### EXERCISE
Find how many lines in the data below mention "name". Give the number only.

[START OF STORED RECORDS]

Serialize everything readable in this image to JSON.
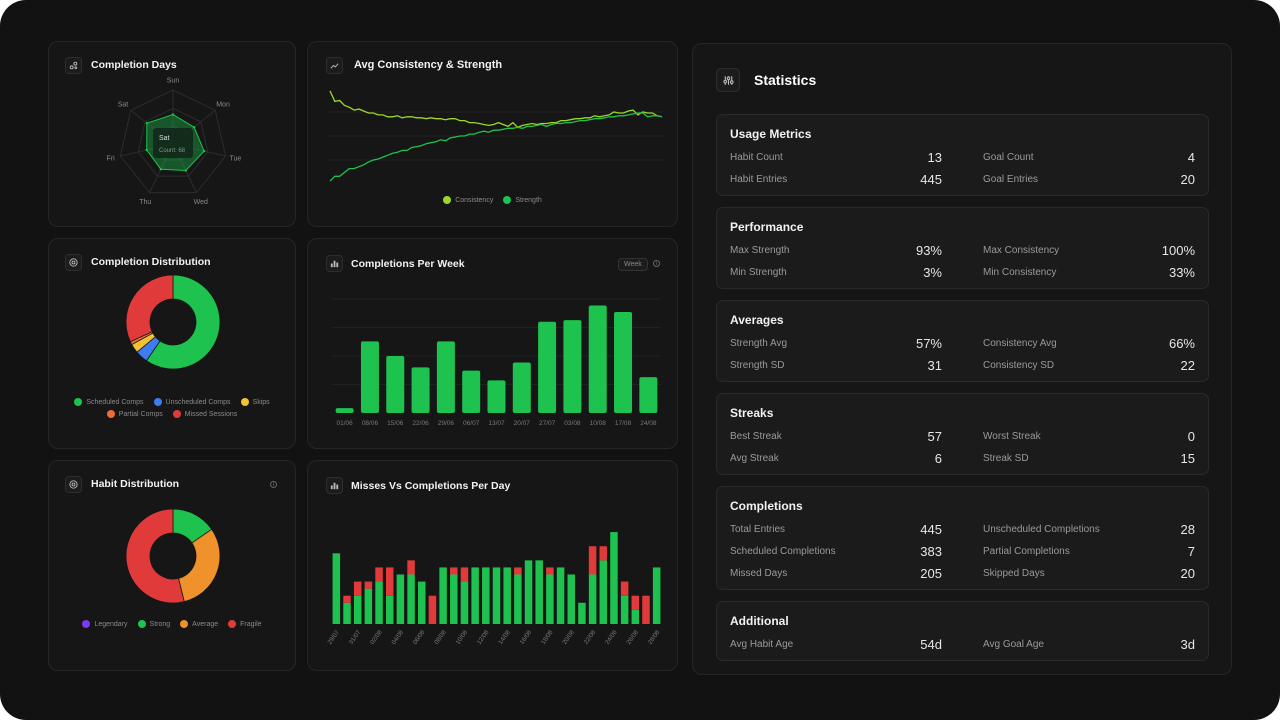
{
  "cards": {
    "completion_days": {
      "title": "Completion Days",
      "tooltip_title": "Sat",
      "tooltip_text": "Count: 68"
    },
    "avg_consistency": {
      "title": "Avg Consistency & Strength",
      "legend": [
        "Consistency",
        "Strength"
      ]
    },
    "completion_distribution": {
      "title": "Completion Distribution",
      "legend": [
        "Scheduled Comps",
        "Unscheduled Comps",
        "Skips",
        "Partial Comps",
        "Missed Sessions"
      ]
    },
    "completions_per_week": {
      "title": "Completions Per Week",
      "period_tag": "Week"
    },
    "habit_distribution": {
      "title": "Habit Distribution",
      "legend": [
        "Legendary",
        "Strong",
        "Average",
        "Fragile"
      ]
    },
    "misses_vs_completions": {
      "title": "Misses Vs Completions Per Day"
    }
  },
  "colors": {
    "green": "#1ec24e",
    "lime": "#9ad82a",
    "red": "#e03a3a",
    "orange": "#f0922b",
    "blue": "#3f7cf0",
    "yellow": "#f2c230",
    "purple": "#7a3cf0",
    "partial": "#f06a3a"
  },
  "chart_data": [
    {
      "type": "radar",
      "title": "Completion Days",
      "categories": [
        "Sun",
        "Mon",
        "Tue",
        "Wed",
        "Thu",
        "Fri",
        "Sat"
      ],
      "values": [
        60,
        55,
        65,
        60,
        57,
        55,
        68
      ],
      "max": 110
    },
    {
      "type": "line",
      "title": "Avg Consistency & Strength",
      "series": [
        {
          "name": "Consistency",
          "values": [
            97,
            86,
            87,
            82,
            80,
            77,
            78,
            76,
            74,
            74,
            72,
            72,
            70,
            70,
            71,
            69,
            70,
            70,
            69,
            69,
            68,
            69,
            68,
            68,
            67,
            68,
            68,
            66,
            66,
            64,
            64,
            63,
            62,
            61,
            62,
            64,
            62,
            60,
            64,
            59,
            61,
            62,
            63,
            62,
            63,
            63,
            64,
            64,
            66,
            66,
            67,
            68,
            68,
            69,
            69,
            71,
            70,
            71,
            72,
            75,
            74,
            74,
            76,
            77,
            72,
            75,
            74,
            74,
            71,
            70
          ]
        },
        {
          "name": "Strength",
          "values": [
            3,
            8,
            8,
            12,
            16,
            16,
            18,
            20,
            23,
            25,
            26,
            28,
            30,
            32,
            33,
            35,
            35,
            38,
            39,
            40,
            42,
            43,
            44,
            46,
            45,
            48,
            49,
            50,
            50,
            52,
            52,
            54,
            55,
            54,
            56,
            56,
            57,
            58,
            58,
            59,
            58,
            60,
            60,
            61,
            62,
            60,
            62,
            63,
            63,
            64,
            64,
            65,
            66,
            66,
            67,
            68,
            68,
            69,
            70,
            70,
            71,
            71,
            72,
            73,
            74,
            74,
            70,
            71,
            71,
            70
          ]
        }
      ],
      "ylim": [
        0,
        100
      ]
    },
    {
      "type": "pie",
      "title": "Completion Distribution",
      "labels": [
        "Scheduled Comps",
        "Unscheduled Comps",
        "Skips",
        "Partial Comps",
        "Missed Sessions"
      ],
      "values": [
        383,
        28,
        20,
        7,
        205
      ]
    },
    {
      "type": "bar",
      "title": "Completions Per Week",
      "categories": [
        "01/06",
        "08/06",
        "15/06",
        "22/06",
        "29/06",
        "06/07",
        "13/07",
        "20/07",
        "27/07",
        "03/08",
        "10/08",
        "17/08",
        "24/08"
      ],
      "values": [
        3,
        44,
        35,
        28,
        44,
        26,
        20,
        31,
        56,
        57,
        66,
        62,
        22
      ],
      "ylim": [
        0,
        70
      ]
    },
    {
      "type": "pie",
      "title": "Habit Distribution",
      "labels": [
        "Legendary",
        "Strong",
        "Average",
        "Fragile"
      ],
      "values": [
        0,
        2,
        4,
        7
      ]
    },
    {
      "type": "bar",
      "title": "Misses Vs Completions Per Day",
      "categories": [
        "29/07",
        "30/07",
        "31/07",
        "01/08",
        "02/08",
        "03/08",
        "04/08",
        "05/08",
        "06/08",
        "07/08",
        "08/08",
        "09/08",
        "10/08",
        "11/08",
        "12/08",
        "13/08",
        "14/08",
        "15/08",
        "16/08",
        "17/08",
        "18/08",
        "19/08",
        "20/08",
        "21/08",
        "22/08",
        "23/08",
        "24/08",
        "25/08",
        "26/08",
        "27/08",
        "28/08"
      ],
      "x_tick_labels": [
        "29/07",
        "31/07",
        "02/08",
        "04/08",
        "06/08",
        "08/08",
        "10/08",
        "12/08",
        "14/08",
        "16/08",
        "18/08",
        "20/08",
        "22/08",
        "24/08",
        "26/08",
        "28/08"
      ],
      "series": [
        {
          "name": "Completions",
          "values": [
            10,
            3,
            4,
            5,
            6,
            4,
            7,
            7,
            6,
            0,
            8,
            7,
            6,
            8,
            8,
            8,
            8,
            7,
            9,
            9,
            7,
            8,
            7,
            3,
            7,
            9,
            13,
            4,
            2,
            0,
            8
          ]
        },
        {
          "name": "Misses",
          "values": [
            0,
            1,
            2,
            1,
            2,
            4,
            0,
            2,
            0,
            4,
            0,
            1,
            2,
            0,
            0,
            0,
            0,
            1,
            0,
            0,
            1,
            0,
            0,
            0,
            4,
            2,
            0,
            2,
            2,
            4,
            0
          ]
        }
      ],
      "ylim": [
        0,
        14
      ]
    }
  ],
  "stats": {
    "title": "Statistics",
    "sections": [
      {
        "title": "Usage Metrics",
        "rows": [
          [
            {
              "label": "Habit Count",
              "value": "13"
            },
            {
              "label": "Goal Count",
              "value": "4"
            }
          ],
          [
            {
              "label": "Habit Entries",
              "value": "445"
            },
            {
              "label": "Goal Entries",
              "value": "20"
            }
          ]
        ]
      },
      {
        "title": "Performance",
        "rows": [
          [
            {
              "label": "Max Strength",
              "value": "93%"
            },
            {
              "label": "Max Consistency",
              "value": "100%"
            }
          ],
          [
            {
              "label": "Min Strength",
              "value": "3%"
            },
            {
              "label": "Min Consistency",
              "value": "33%"
            }
          ]
        ]
      },
      {
        "title": "Averages",
        "rows": [
          [
            {
              "label": "Strength Avg",
              "value": "57%"
            },
            {
              "label": "Consistency Avg",
              "value": "66%"
            }
          ],
          [
            {
              "label": "Strength SD",
              "value": "31"
            },
            {
              "label": "Consistency SD",
              "value": "22"
            }
          ]
        ]
      },
      {
        "title": "Streaks",
        "rows": [
          [
            {
              "label": "Best Streak",
              "value": "57"
            },
            {
              "label": "Worst Streak",
              "value": "0"
            }
          ],
          [
            {
              "label": "Avg Streak",
              "value": "6"
            },
            {
              "label": "Streak SD",
              "value": "15"
            }
          ]
        ]
      },
      {
        "title": "Completions",
        "rows": [
          [
            {
              "label": "Total Entries",
              "value": "445"
            },
            {
              "label": "Unscheduled Completions",
              "value": "28"
            }
          ],
          [
            {
              "label": "Scheduled Completions",
              "value": "383"
            },
            {
              "label": "Partial Completions",
              "value": "7"
            }
          ],
          [
            {
              "label": "Missed Days",
              "value": "205"
            },
            {
              "label": "Skipped Days",
              "value": "20"
            }
          ]
        ]
      },
      {
        "title": "Additional",
        "rows": [
          [
            {
              "label": "Avg Habit Age",
              "value": "54d"
            },
            {
              "label": "Avg Goal Age",
              "value": "3d"
            }
          ]
        ]
      }
    ]
  }
}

[END OF STORED RECORDS]

### ANSWER TO THIS TASK
4